>>>>

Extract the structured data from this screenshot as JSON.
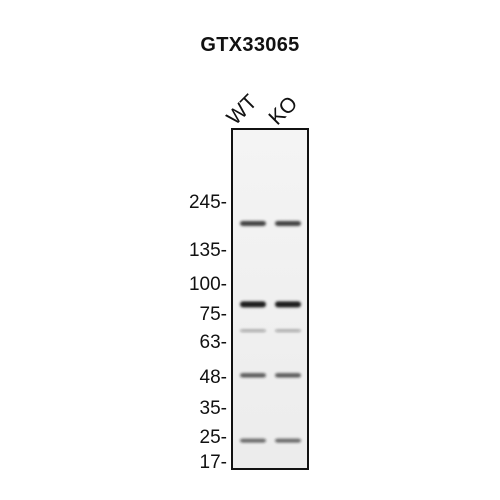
{
  "title": "GTX33065",
  "lanes": [
    {
      "label": "WT"
    },
    {
      "label": "KO"
    }
  ],
  "markers": [
    {
      "label": "245-",
      "kda": 245
    },
    {
      "label": "135-",
      "kda": 135
    },
    {
      "label": "100-",
      "kda": 100
    },
    {
      "label": "75-",
      "kda": 75
    },
    {
      "label": "63-",
      "kda": 63
    },
    {
      "label": "48-",
      "kda": 48
    },
    {
      "label": "35-",
      "kda": 35
    },
    {
      "label": "25-",
      "kda": 25
    },
    {
      "label": "17-",
      "kda": 17
    }
  ],
  "bands": [
    {
      "kda": 190,
      "intensity": 0.75,
      "lanes": [
        0,
        1
      ]
    },
    {
      "kda": 83,
      "intensity": 1.0,
      "lanes": [
        0,
        1
      ]
    },
    {
      "kda": 68,
      "intensity": 0.15,
      "lanes": [
        0,
        1
      ]
    },
    {
      "kda": 49,
      "intensity": 0.6,
      "lanes": [
        0,
        1
      ]
    },
    {
      "kda": 24,
      "intensity": 0.5,
      "lanes": [
        0,
        1
      ]
    }
  ],
  "colors": {
    "band": "#1a1a1a",
    "membrane": "#f2f2f2",
    "border": "#111111"
  }
}
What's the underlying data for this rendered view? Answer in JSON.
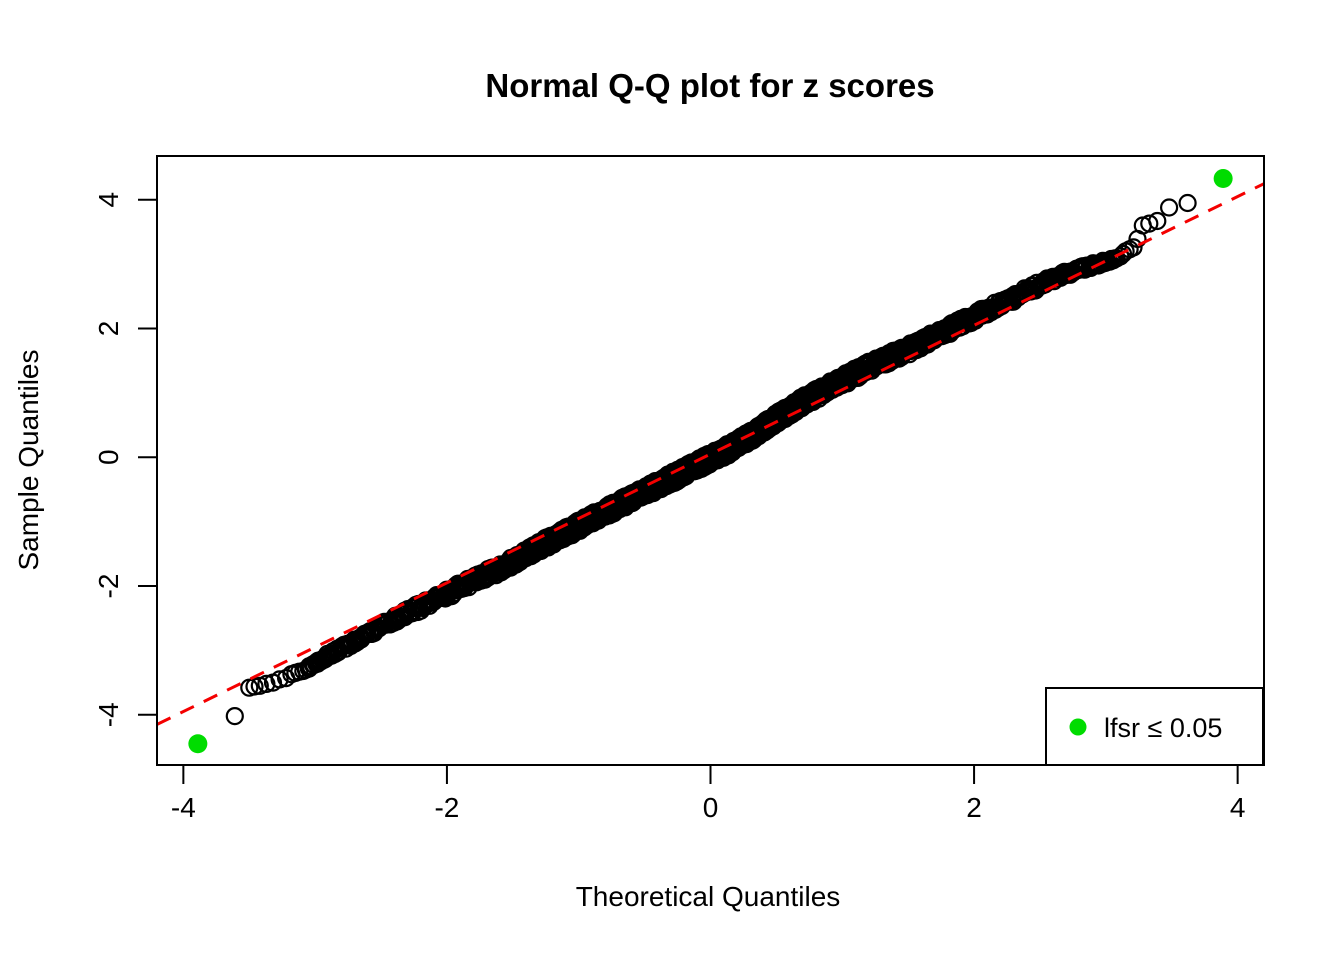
{
  "title": "Normal Q-Q plot for z scores",
  "x_axis": {
    "label": "Theoretical Quantiles",
    "tick_labels": [
      "-4",
      "-2",
      "0",
      "2",
      "4"
    ],
    "tick_values": [
      -4,
      -2,
      0,
      2,
      4
    ]
  },
  "y_axis": {
    "label": "Sample Quantiles",
    "tick_labels": [
      "-4",
      "-2",
      "0",
      "2",
      "4"
    ],
    "tick_values": [
      -4,
      -2,
      0,
      2,
      4
    ]
  },
  "legend": {
    "label": "lfsr  ≤ 0.05",
    "marker_color": "#00DC00",
    "position": "bottom-right"
  },
  "colors": {
    "points": "#000000",
    "reference_line": "#F40000",
    "significant": "#00DC00",
    "background": "#ffffff",
    "frame": "#000000"
  },
  "chart_data": {
    "type": "scatter",
    "title": "Normal Q-Q plot for z scores",
    "xlabel": "Theoretical Quantiles",
    "ylabel": "Sample Quantiles",
    "x_range": [
      -4.2,
      4.2
    ],
    "y_range": [
      -4.78,
      4.68
    ],
    "x_ticks": [
      -4,
      -2,
      0,
      2,
      4
    ],
    "y_ticks": [
      -4,
      -2,
      0,
      2,
      4
    ],
    "grid": false,
    "marker": "open-circle",
    "reference_line": {
      "type": "qqline",
      "slope": 1.0,
      "intercept": 0.05,
      "color": "#F40000",
      "style": "dashed"
    },
    "band_x_limits": [
      -3.05,
      3.09
    ],
    "quantile_curve": [
      [
        -3.05,
        -3.26
      ],
      [
        -2.9,
        -3.08
      ],
      [
        -2.7,
        -2.86
      ],
      [
        -2.5,
        -2.63
      ],
      [
        -2.3,
        -2.42
      ],
      [
        -2.1,
        -2.22
      ],
      [
        -1.9,
        -2.02
      ],
      [
        -1.7,
        -1.82
      ],
      [
        -1.5,
        -1.62
      ],
      [
        -1.3,
        -1.39
      ],
      [
        -1.1,
        -1.17
      ],
      [
        -0.9,
        -0.96
      ],
      [
        -0.7,
        -0.75
      ],
      [
        -0.5,
        -0.54
      ],
      [
        -0.3,
        -0.33
      ],
      [
        -0.1,
        -0.12
      ],
      [
        0.1,
        0.08
      ],
      [
        0.3,
        0.32
      ],
      [
        0.5,
        0.6
      ],
      [
        0.7,
        0.86
      ],
      [
        0.9,
        1.08
      ],
      [
        1.1,
        1.3
      ],
      [
        1.3,
        1.5
      ],
      [
        1.5,
        1.67
      ],
      [
        1.7,
        1.87
      ],
      [
        1.9,
        2.08
      ],
      [
        2.1,
        2.28
      ],
      [
        2.3,
        2.48
      ],
      [
        2.5,
        2.68
      ],
      [
        2.7,
        2.85
      ],
      [
        2.9,
        2.98
      ],
      [
        3.0,
        3.04
      ],
      [
        3.09,
        3.1
      ]
    ],
    "lower_tail_points": [
      [
        -3.61,
        -4.02
      ],
      [
        -3.5,
        -3.58
      ],
      [
        -3.46,
        -3.56
      ],
      [
        -3.42,
        -3.55
      ],
      [
        -3.37,
        -3.52
      ],
      [
        -3.32,
        -3.5
      ],
      [
        -3.27,
        -3.45
      ],
      [
        -3.22,
        -3.43
      ],
      [
        -3.18,
        -3.37
      ],
      [
        -3.15,
        -3.35
      ],
      [
        -3.12,
        -3.33
      ],
      [
        -3.09,
        -3.32
      ],
      [
        -3.07,
        -3.3
      ],
      [
        -3.05,
        -3.27
      ]
    ],
    "upper_tail_points": [
      [
        3.11,
        3.12
      ],
      [
        3.13,
        3.16
      ],
      [
        3.15,
        3.2
      ],
      [
        3.18,
        3.23
      ],
      [
        3.21,
        3.26
      ],
      [
        3.24,
        3.39
      ],
      [
        3.28,
        3.6
      ],
      [
        3.33,
        3.63
      ],
      [
        3.39,
        3.67
      ],
      [
        3.48,
        3.88
      ],
      [
        3.62,
        3.95
      ]
    ],
    "significant_points": {
      "label": "lfsr ≤ 0.05",
      "color": "#00DC00",
      "points": [
        [
          -3.89,
          -4.45
        ],
        [
          3.89,
          4.33
        ]
      ]
    }
  }
}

<<<<

From the data above, copy each line where the string "Normal" appears.

# Solution to the exercise
  "title": "Normal Q-Q plot for z scores",
    "title": "Normal Q-Q plot for z scores",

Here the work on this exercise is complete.